= SET PROBLEM =
Output every line of the material below as a JSON array of strings, one string per line, leaving out any blank lines.

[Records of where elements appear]

## BEGIN

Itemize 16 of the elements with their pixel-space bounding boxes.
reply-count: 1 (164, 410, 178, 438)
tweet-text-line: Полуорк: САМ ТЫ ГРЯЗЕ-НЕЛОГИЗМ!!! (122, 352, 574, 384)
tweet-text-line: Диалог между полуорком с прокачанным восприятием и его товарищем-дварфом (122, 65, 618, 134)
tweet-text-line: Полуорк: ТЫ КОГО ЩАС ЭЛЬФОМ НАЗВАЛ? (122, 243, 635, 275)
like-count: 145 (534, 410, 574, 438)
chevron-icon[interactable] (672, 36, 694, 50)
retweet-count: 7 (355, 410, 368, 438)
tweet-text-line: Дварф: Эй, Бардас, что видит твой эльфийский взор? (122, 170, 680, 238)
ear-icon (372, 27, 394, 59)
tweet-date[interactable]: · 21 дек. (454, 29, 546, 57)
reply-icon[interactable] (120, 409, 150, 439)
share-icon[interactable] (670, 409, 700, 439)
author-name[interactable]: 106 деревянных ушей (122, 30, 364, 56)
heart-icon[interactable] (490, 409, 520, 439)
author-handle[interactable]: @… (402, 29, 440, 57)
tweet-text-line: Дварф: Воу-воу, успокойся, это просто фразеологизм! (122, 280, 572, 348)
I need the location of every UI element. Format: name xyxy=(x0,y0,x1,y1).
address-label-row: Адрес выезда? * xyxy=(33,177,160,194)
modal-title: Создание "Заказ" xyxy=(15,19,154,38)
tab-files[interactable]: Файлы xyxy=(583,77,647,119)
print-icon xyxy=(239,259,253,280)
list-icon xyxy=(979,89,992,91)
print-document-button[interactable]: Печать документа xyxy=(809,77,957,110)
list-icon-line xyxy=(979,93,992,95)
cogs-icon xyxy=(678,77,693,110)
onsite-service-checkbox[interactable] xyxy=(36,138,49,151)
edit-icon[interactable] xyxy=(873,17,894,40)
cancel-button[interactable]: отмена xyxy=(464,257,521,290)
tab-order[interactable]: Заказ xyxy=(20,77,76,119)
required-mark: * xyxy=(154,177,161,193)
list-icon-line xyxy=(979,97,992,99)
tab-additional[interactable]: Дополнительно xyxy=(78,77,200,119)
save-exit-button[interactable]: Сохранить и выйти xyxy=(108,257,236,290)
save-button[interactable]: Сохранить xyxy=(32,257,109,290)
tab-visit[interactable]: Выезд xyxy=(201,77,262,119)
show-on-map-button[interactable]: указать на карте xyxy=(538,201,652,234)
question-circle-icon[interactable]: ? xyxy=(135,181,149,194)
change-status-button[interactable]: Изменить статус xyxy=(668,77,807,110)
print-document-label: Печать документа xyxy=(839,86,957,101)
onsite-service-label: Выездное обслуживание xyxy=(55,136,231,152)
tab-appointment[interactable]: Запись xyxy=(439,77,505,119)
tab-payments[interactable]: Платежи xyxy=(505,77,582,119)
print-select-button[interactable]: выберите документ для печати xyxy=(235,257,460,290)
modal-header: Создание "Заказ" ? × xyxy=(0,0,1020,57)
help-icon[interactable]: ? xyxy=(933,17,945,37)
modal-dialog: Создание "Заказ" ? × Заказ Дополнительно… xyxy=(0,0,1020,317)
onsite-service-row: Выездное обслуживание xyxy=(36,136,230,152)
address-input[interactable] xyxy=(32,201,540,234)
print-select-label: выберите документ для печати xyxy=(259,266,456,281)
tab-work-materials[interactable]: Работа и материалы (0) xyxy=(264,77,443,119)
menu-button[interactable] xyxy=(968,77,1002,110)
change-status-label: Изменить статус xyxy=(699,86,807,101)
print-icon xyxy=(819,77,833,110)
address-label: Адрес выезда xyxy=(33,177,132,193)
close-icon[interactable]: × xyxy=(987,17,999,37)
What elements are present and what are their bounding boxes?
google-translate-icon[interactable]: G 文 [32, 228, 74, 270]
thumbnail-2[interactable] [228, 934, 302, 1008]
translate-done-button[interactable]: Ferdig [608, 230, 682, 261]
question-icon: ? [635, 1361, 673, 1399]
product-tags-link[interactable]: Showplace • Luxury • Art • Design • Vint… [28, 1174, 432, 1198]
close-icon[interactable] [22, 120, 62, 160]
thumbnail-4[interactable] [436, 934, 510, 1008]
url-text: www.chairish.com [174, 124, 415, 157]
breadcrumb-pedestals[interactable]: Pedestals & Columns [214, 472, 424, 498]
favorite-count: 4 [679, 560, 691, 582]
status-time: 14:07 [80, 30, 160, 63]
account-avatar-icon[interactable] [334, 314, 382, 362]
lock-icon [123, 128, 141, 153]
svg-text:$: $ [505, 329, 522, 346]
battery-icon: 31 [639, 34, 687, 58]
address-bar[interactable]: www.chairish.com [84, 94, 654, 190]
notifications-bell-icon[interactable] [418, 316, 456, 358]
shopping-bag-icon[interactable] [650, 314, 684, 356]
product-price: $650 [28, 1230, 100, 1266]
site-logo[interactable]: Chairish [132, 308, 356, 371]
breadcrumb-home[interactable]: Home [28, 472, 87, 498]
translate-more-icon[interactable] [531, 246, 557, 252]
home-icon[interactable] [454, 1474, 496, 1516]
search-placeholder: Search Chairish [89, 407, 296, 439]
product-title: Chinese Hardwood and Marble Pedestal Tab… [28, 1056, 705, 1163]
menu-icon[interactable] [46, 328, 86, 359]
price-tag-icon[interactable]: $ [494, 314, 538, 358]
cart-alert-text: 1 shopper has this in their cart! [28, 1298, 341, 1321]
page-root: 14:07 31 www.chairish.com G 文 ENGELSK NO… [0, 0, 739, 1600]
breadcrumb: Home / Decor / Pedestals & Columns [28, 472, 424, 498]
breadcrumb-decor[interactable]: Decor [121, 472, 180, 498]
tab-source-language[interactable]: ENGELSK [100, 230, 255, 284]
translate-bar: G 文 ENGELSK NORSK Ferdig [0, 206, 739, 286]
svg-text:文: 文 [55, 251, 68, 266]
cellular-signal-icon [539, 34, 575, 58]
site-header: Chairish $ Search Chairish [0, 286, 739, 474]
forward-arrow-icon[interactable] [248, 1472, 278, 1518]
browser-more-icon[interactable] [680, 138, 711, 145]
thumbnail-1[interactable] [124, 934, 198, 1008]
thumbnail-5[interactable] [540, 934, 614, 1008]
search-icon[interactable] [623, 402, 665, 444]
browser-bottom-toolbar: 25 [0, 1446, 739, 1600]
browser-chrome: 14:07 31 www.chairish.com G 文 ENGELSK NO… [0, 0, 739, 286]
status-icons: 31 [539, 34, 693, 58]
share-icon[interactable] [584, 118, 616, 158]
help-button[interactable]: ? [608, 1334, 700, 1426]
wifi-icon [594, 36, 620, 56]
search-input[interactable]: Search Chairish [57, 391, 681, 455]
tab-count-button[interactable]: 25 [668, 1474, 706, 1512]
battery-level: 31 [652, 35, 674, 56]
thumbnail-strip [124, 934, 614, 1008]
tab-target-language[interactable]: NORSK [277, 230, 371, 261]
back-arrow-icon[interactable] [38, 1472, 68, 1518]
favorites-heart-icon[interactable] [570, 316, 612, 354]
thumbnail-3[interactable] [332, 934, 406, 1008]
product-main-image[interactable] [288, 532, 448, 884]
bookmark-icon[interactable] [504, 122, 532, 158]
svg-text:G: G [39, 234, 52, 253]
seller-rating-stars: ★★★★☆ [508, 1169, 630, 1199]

## END

= EXERCISE RESPONSE =
[
  "Itemize 16 of the elements with their pixel-space bounding boxes.",
  "reply-count: 1 (164, 410, 178, 438)",
  "tweet-text-line: Полуорк: САМ ТЫ ГРЯЗЕ-НЕЛОГИЗМ!!! (122, 352, 574, 384)",
  "tweet-text-line: Диалог между полуорком с прокачанным восприятием и его товарищем-дварфом (122, 65, 618, 134)",
  "tweet-text-line: Полуорк: ТЫ КОГО ЩАС ЭЛЬФОМ НАЗВАЛ? (122, 243, 635, 275)",
  "like-count: 145 (534, 410, 574, 438)",
  "chevron-icon[interactable] (672, 36, 694, 50)",
  "retweet-count: 7 (355, 410, 368, 438)",
  "tweet-text-line: Дварф: Эй, Бардас, что видит твой эльфийский взор? (122, 170, 680, 238)",
  "ear-icon (372, 27, 394, 59)",
  "tweet-date[interactable]: · 21 дек. (454, 29, 546, 57)",
  "reply-icon[interactable] (120, 409, 150, 439)",
  "share-icon[interactable] (670, 409, 700, 439)",
  "author-name[interactable]: 106 деревянных ушей (122, 30, 364, 56)",
  "heart-icon[interactable] (490, 409, 520, 439)",
  "author-handle[interactable]: @… (402, 29, 440, 57)",
  "tweet-text-line: Дварф: Воу-воу, успокойся, это просто фразеологизм! (122, 280, 572, 348)",
  "I need the location of every UI element. Format: name xyxy=(x0,y0,x1,y1).",
  "address-label-row: Адрес выезда? * xyxy=(33,177,160,194)",
  "modal-title: Создание \"Заказ\" xyxy=(15,19,154,38)",
  "tab-files[interactable]: Файлы xyxy=(583,77,647,119)",
  "print-icon xyxy=(239,259,253,280)",
  "list-icon xyxy=(979,89,992,91)",
  "print-document-button[interactable]: Печать документа xyxy=(809,77,957,110)",
  "list-icon-line xyxy=(979,93,992,95)",
  "cogs-icon xyxy=(678,77,693,110)",
  "onsite-service-checkbox[interactable] xyxy=(36,138,49,151)",
  "edit-icon[interactable] xyxy=(873,17,894,40)",
  "cancel-button[interactable]: отмена xyxy=(464,257,521,290)",
  "tab-order[interactable]: Заказ xyxy=(20,77,76,119)",
  "required-mark: * xyxy=(154,177,161,193)",
  "list-icon-line xyxy=(979,97,992,99)",
  "tab-additional[interactable]: Дополнительно xyxy=(78,77,200,119)",
  "save-exit-button[interactable]: Сохранить и выйти xyxy=(108,257,236,290)",
  "save-button[interactable]: Сохранить xyxy=(32,257,109,290)",
  "tab-visit[interactable]: Выезд xyxy=(201,77,262,119)",
  "show-on-map-button[interactable]: указать на карте xyxy=(538,201,652,234)",
  "question-circle-icon[interactable]: ? xyxy=(135,181,149,194)",
  "change-status-button[interactable]: Изменить статус xyxy=(668,77,807,110)",
  "print-document-label: Печать документа xyxy=(839,86,957,101)",
  "onsite-service-label: Выездное обслуживание xyxy=(55,136,231,152)",
  "tab-appointment[interactable]: Запись xyxy=(439,77,505,119)",
  "tab-payments[interactable]: Платежи xyxy=(505,77,582,119)",
  "print-select-button[interactable]: выберите документ для печати xyxy=(235,257,460,290)",
  "modal-header: Создание \"Заказ\" ? × xyxy=(0,0,1020,57)",
  "help-icon[interactable]: ? xyxy=(933,17,945,37)",
  "modal-dialog: Создание \"Заказ\" ? × Заказ Дополнительно… xyxy=(0,0,1020,317)",
  "onsite-service-row: Выездное обслуживание xyxy=(36,136,230,152)",
  "address-input[interactable] xyxy=(32,201,540,234)",
  "print-select-label: выберите документ для печати xyxy=(259,266,456,281)",
  "tab-work-materials[interactable]: Работа и материалы (0) xyxy=(264,77,443,119)",
  "menu-button[interactable] xyxy=(968,77,1002,110)",
  "change-status-label: Изменить статус xyxy=(699,86,807,101)",
  "print-icon xyxy=(819,77,833,110)",
  "address-label: Адрес выезда xyxy=(33,177,132,193)",
  "close-icon[interactable]: × xyxy=(987,17,999,37)",
  "What elements are present and what are their bounding boxes?",
  "google-translate-icon[interactable]: G 文 [32, 228, 74, 270]",
  "thumbnail-2[interactable] [228, 934, 302, 1008]",
  "translate-done-button[interactable]: Ferdig [608, 230, 682, 261]",
  "question-icon: ? [635, 1361, 673, 1399]",
  "product-tags-link[interactable]: Showplace • Luxury • Art • Design • Vint… [28, 1174, 432, 1198]",
  "close-icon[interactable] [22, 120, 62, 160]",
  "thumbnail-4[interactable] [436, 934, 510, 1008]",
  "url-text: www.chairish.com [174, 124, 415, 157]",
  "breadcrumb-pedestals[interactable]: Pedestals & Columns [214, 472, 424, 498]",
  "favorite-count: 4 [679, 560, 691, 582]",
  "status-time: 14:07 [80, 30, 160, 63]",
  "account-avatar-icon[interactable] [334, 314, 382, 362]",
  "lock-icon [123, 128, 141, 153]",
  "svg-text:$: $ [505, 329, 522, 346]",
  "battery-icon: 31 [639, 34, 687, 58]",
  "address-bar[interactable]: www.chairish.com [84, 94, 654, 190]",
  "notifications-bell-icon[interactable] [418, 316, 456, 358]",
  "shopping-bag-icon[interactable] [650, 314, 684, 356]",
  "product-price: $650 [28, 1230, 100, 1266]",
  "site-logo[interactable]: Chairish [132, 308, 356, 371]",
  "breadcrumb-home[interactable]: Home [28, 472, 87, 498]",
  "translate-more-icon[interactable] [531, 246, 557, 252]",
  "home-icon[interactable] [454, 1474, 496, 1516]",
  "search-placeholder: Search Chairish [89, 407, 296, 439]",
  "product-title: Chinese Hardwood and Marble Pedestal Tab… [28, 1056, 705, 1163]",
  "menu-icon[interactable] [46, 328, 86, 359]",
  "price-tag-icon[interactable]: $ [494, 314, 538, 358]",
  "cart-alert-text: 1 shopper has this in their cart! [28, 1298, 341, 1321]",
  "page-root: 14:07 31 www.chairish.com G 文 ENGELSK NO… [0, 0, 739, 1600]",
  "breadcrumb: Home / Decor / Pedestals & Columns [28, 472, 424, 498]",
  "breadcrumb-decor[interactable]: Decor [121, 472, 180, 498]",
  "tab-source-language[interactable]: ENGELSK [100, 230, 255, 284]",
  "translate-bar: G 文 ENGELSK NORSK Ferdig [0, 206, 739, 286]",
  "svg-text:文: 文 [55, 251, 68, 266]",
  "cellular-signal-icon [539, 34, 575, 58]",
  "site-header: Chairish $ Search Chairish [0, 286, 739, 474]",
  "forward-arrow-icon[interactable] [248, 1472, 278, 1518]",
  "browser-more-icon[interactable] [680, 138, 711, 145]",
  "thumbnail-1[interactable] [124, 934, 198, 1008]",
  "thumbnail-5[interactable] [540, 934, 614, 1008]",
  "search-icon[interactable] [623, 402, 665, 444]",
  "browser-bottom-toolbar: 25 [0, 1446, 739, 1600]",
  "browser-chrome: 14:07 31 www.chairish.com G 文 ENGELSK NO… [0, 0, 739, 286]",
  "status-icons: 31 [539, 34, 693, 58]",
  "share-icon[interactable] [584, 118, 616, 158]",
  "help-button[interactable]: ? [608, 1334, 700, 1426]",
  "wifi-icon [594, 36, 620, 56]",
  "search-input[interactable]: Search Chairish [57, 391, 681, 455]",
  "tab-count-button[interactable]: 25 [668, 1474, 706, 1512]",
  "battery-level: 31 [652, 35, 674, 56]",
  "thumbnail-strip [124, 934, 614, 1008]",
  "tab-target-language[interactable]: NORSK [277, 230, 371, 261]",
  "back-arrow-icon[interactable] [38, 1472, 68, 1518]",
  "favorites-heart-icon[interactable] [570, 316, 612, 354]",
  "thumbnail-3[interactable] [332, 934, 406, 1008]",
  "product-main-image[interactable] [288, 532, 448, 884]",
  "bookmark-icon[interactable] [504, 122, 532, 158]",
  "svg-text:G: G [39, 234, 52, 253]",
  "seller-rating-stars: ★★★★☆ [508, 1169, 630, 1199]"
]